> _WHAT TO PRODUCE_: Transcribe the full listing exactly, and drop every picture.
_ _ _
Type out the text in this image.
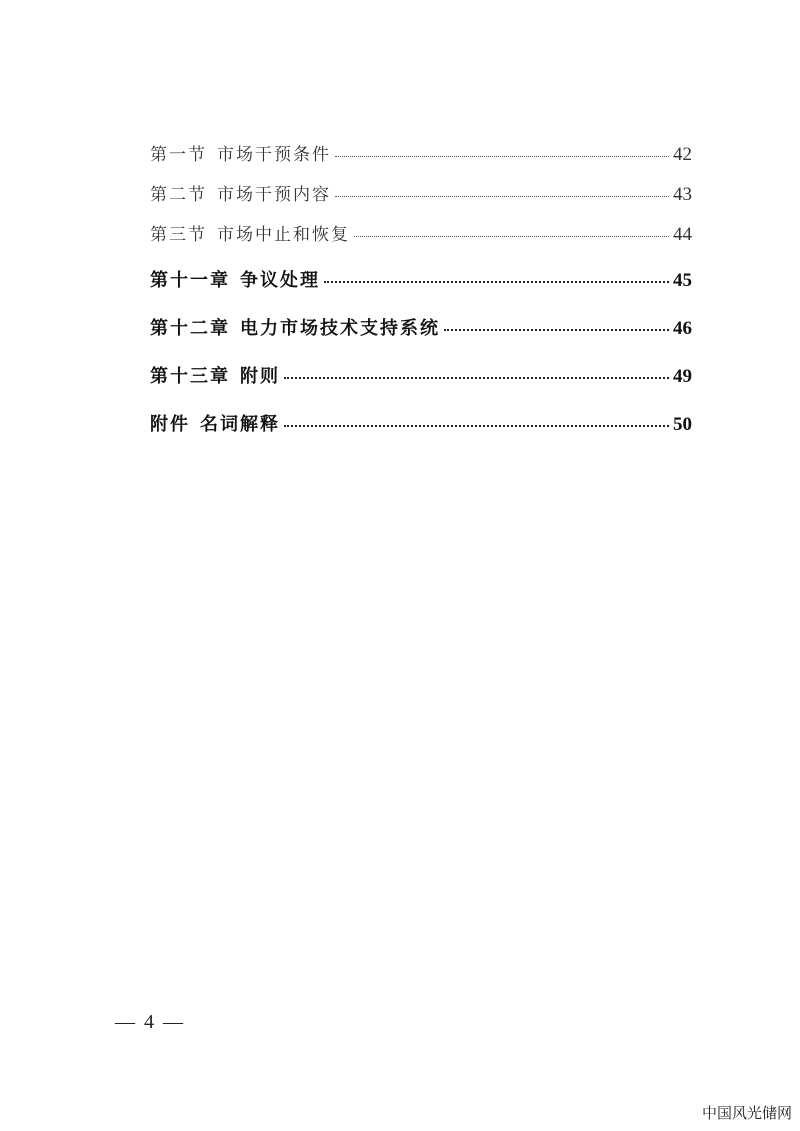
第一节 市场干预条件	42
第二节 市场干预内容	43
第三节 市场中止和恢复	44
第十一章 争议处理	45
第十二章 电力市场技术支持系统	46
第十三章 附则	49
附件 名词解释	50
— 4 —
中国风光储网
_ _ _
> _FINISHED EXERCISE_:
Type out the text in this image.
第一节 市场干预条件	42
第二节 市场干预内容	43
第三节 市场中止和恢复	44
第十一章 争议处理	45
第十二章 电力市场技术支持系统	46
第十三章 附则	49
附件 名词解释	50
— 4 —
中国风光储网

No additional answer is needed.